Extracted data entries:
* * * * * * * * *
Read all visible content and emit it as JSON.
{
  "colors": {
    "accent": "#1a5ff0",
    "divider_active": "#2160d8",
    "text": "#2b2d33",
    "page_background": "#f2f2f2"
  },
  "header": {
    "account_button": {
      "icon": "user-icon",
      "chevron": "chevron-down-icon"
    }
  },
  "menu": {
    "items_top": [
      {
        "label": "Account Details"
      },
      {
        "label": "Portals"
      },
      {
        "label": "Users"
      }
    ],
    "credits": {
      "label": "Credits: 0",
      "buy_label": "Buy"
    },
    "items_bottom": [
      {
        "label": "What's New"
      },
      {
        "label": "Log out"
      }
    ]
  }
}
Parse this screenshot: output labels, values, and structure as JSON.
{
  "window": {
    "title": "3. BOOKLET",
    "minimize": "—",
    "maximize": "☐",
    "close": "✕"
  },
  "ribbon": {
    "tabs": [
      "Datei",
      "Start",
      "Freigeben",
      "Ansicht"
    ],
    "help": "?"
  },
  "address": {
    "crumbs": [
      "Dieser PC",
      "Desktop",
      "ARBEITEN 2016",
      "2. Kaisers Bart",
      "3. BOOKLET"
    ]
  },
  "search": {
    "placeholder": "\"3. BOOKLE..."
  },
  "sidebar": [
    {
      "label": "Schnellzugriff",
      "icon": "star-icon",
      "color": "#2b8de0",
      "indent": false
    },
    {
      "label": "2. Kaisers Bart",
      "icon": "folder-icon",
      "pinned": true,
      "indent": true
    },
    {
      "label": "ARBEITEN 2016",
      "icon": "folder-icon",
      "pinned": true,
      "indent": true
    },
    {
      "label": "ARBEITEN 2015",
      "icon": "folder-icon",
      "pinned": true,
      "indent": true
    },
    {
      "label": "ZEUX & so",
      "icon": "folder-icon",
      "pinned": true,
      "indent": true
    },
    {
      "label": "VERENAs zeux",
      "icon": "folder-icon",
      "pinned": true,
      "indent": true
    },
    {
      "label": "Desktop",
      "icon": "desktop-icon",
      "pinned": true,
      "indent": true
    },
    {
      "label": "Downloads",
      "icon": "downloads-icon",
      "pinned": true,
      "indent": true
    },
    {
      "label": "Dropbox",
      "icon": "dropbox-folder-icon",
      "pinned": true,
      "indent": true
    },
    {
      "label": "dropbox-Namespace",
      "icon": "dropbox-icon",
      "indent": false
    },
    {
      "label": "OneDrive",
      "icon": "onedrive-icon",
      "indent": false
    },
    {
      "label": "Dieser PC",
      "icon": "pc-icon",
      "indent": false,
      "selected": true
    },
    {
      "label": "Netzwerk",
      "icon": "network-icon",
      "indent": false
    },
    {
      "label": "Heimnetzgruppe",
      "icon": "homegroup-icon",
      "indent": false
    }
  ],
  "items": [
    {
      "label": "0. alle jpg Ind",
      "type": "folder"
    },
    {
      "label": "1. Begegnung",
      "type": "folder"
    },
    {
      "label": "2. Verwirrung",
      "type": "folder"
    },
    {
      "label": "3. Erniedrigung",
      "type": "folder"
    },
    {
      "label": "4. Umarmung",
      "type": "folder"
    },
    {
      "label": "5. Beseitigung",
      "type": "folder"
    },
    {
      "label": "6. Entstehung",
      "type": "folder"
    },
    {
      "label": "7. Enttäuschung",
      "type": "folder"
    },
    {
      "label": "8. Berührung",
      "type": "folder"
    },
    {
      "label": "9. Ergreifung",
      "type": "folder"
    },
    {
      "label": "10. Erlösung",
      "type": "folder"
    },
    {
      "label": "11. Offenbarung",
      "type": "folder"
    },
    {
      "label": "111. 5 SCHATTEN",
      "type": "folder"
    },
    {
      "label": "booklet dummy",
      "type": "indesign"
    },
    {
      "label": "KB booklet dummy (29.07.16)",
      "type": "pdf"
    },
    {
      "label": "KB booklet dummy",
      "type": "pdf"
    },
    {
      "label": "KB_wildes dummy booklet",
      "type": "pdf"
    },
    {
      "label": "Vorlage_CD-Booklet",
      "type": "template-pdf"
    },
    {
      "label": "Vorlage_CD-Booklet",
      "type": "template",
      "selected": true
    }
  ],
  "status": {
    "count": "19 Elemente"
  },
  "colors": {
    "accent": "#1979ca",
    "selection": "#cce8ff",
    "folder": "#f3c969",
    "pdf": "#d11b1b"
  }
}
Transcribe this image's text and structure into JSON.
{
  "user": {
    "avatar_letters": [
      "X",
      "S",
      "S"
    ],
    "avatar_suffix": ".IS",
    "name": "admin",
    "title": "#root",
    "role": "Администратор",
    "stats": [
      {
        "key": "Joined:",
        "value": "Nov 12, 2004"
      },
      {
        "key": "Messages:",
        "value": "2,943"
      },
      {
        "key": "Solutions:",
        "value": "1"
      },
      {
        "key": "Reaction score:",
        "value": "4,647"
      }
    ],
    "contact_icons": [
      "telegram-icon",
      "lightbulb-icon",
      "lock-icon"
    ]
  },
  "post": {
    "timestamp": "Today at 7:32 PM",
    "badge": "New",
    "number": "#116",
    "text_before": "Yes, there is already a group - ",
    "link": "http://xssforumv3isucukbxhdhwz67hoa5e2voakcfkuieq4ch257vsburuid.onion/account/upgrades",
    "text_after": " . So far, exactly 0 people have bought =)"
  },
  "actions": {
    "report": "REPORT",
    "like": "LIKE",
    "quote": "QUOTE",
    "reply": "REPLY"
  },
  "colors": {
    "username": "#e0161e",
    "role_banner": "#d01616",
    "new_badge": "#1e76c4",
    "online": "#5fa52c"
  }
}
* * * * * * * * *
**What to produce**
Print again each line of the listing above, exactly as it appears.

**Reply**
Read all visible content and emit it as JSON.
{
  "colors": {
    "accent": "#1a5ff0",
    "divider_active": "#2160d8",
    "text": "#2b2d33",
    "page_background": "#f2f2f2"
  },
  "header": {
    "account_button": {
      "icon": "user-icon",
      "chevron": "chevron-down-icon"
    }
  },
  "menu": {
    "items_top": [
      {
        "label": "Account Details"
      },
      {
        "label": "Portals"
      },
      {
        "label": "Users"
      }
    ],
    "credits": {
      "label": "Credits: 0",
      "buy_label": "Buy"
    },
    "items_bottom": [
      {
        "label": "What's New"
      },
      {
        "label": "Log out"
      }
    ]
  }
}
Parse this screenshot: output labels, values, and structure as JSON.
{
  "window": {
    "title": "3. BOOKLET",
    "minimize": "—",
    "maximize": "☐",
    "close": "✕"
  },
  "ribbon": {
    "tabs": [
      "Datei",
      "Start",
      "Freigeben",
      "Ansicht"
    ],
    "help": "?"
  },
  "address": {
    "crumbs": [
      "Dieser PC",
      "Desktop",
      "ARBEITEN 2016",
      "2. Kaisers Bart",
      "3. BOOKLET"
    ]
  },
  "search": {
    "placeholder": "\"3. BOOKLE..."
  },
  "sidebar": [
    {
      "label": "Schnellzugriff",
      "icon": "star-icon",
      "color": "#2b8de0",
      "indent": false
    },
    {
      "label": "2. Kaisers Bart",
      "icon": "folder-icon",
      "pinned": true,
      "indent": true
    },
    {
      "label": "ARBEITEN 2016",
      "icon": "folder-icon",
      "pinned": true,
      "indent": true
    },
    {
      "label": "ARBEITEN 2015",
      "icon": "folder-icon",
      "pinned": true,
      "indent": true
    },
    {
      "label": "ZEUX & so",
      "icon": "folder-icon",
      "pinned": true,
      "indent": true
    },
    {
      "label": "VERENAs zeux",
      "icon": "folder-icon",
      "pinned": true,
      "indent": true
    },
    {
      "label": "Desktop",
      "icon": "desktop-icon",
      "pinned": true,
      "indent": true
    },
    {
      "label": "Downloads",
      "icon": "downloads-icon",
      "pinned": true,
      "indent": true
    },
    {
      "label": "Dropbox",
      "icon": "dropbox-folder-icon",
      "pinned": true,
      "indent": true
    },
    {
      "label": "dropbox-Namespace",
      "icon": "dropbox-icon",
      "indent": false
    },
    {
      "label": "OneDrive",
      "icon": "onedrive-icon",
      "indent": false
    },
    {
      "label": "Dieser PC",
      "icon": "pc-icon",
      "indent": false,
      "selected": true
    },
    {
      "label": "Netzwerk",
      "icon": "network-icon",
      "indent": false
    },
    {
      "label": "Heimnetzgruppe",
      "icon": "homegroup-icon",
      "indent": false
    }
  ],
  "items": [
    {
      "label": "0. alle jpg Ind",
      "type": "folder"
    },
    {
      "label": "1. Begegnung",
      "type": "folder"
    },
    {
      "label": "2. Verwirrung",
      "type": "folder"
    },
    {
      "label": "3. Erniedrigung",
      "type": "folder"
    },
    {
      "label": "4. Umarmung",
      "type": "folder"
    },
    {
      "label": "5. Beseitigung",
      "type": "folder"
    },
    {
      "label": "6. Entstehung",
      "type": "folder"
    },
    {
      "label": "7. Enttäuschung",
      "type": "folder"
    },
    {
      "label": "8. Berührung",
      "type": "folder"
    },
    {
      "label": "9. Ergreifung",
      "type": "folder"
    },
    {
      "label": "10. Erlösung",
      "type": "folder"
    },
    {
      "label": "11. Offenbarung",
      "type": "folder"
    },
    {
      "label": "111. 5 SCHATTEN",
      "type": "folder"
    },
    {
      "label": "booklet dummy",
      "type": "indesign"
    },
    {
      "label": "KB booklet dummy (29.07.16)",
      "type": "pdf"
    },
    {
      "label": "KB booklet dummy",
      "type": "pdf"
    },
    {
      "label": "KB_wildes dummy booklet",
      "type": "pdf"
    },
    {
      "label": "Vorlage_CD-Booklet",
      "type": "template-pdf"
    },
    {
      "label": "Vorlage_CD-Booklet",
      "type": "template",
      "selected": true
    }
  ],
  "status": {
    "count": "19 Elemente"
  },
  "colors": {
    "accent": "#1979ca",
    "selection": "#cce8ff",
    "folder": "#f3c969",
    "pdf": "#d11b1b"
  }
}
Transcribe this image's text and structure into JSON.
{
  "user": {
    "avatar_letters": [
      "X",
      "S",
      "S"
    ],
    "avatar_suffix": ".IS",
    "name": "admin",
    "title": "#root",
    "role": "Администратор",
    "stats": [
      {
        "key": "Joined:",
        "value": "Nov 12, 2004"
      },
      {
        "key": "Messages:",
        "value": "2,943"
      },
      {
        "key": "Solutions:",
        "value": "1"
      },
      {
        "key": "Reaction score:",
        "value": "4,647"
      }
    ],
    "contact_icons": [
      "telegram-icon",
      "lightbulb-icon",
      "lock-icon"
    ]
  },
  "post": {
    "timestamp": "Today at 7:32 PM",
    "badge": "New",
    "number": "#116",
    "text_before": "Yes, there is already a group - ",
    "link": "http://xssforumv3isucukbxhdhwz67hoa5e2voakcfkuieq4ch257vsburuid.onion/account/upgrades",
    "text_after": " . So far, exactly 0 people have bought =)"
  },
  "actions": {
    "report": "REPORT",
    "like": "LIKE",
    "quote": "QUOTE",
    "reply": "REPLY"
  },
  "colors": {
    "username": "#e0161e",
    "role_banner": "#d01616",
    "new_badge": "#1e76c4",
    "online": "#5fa52c"
  }
}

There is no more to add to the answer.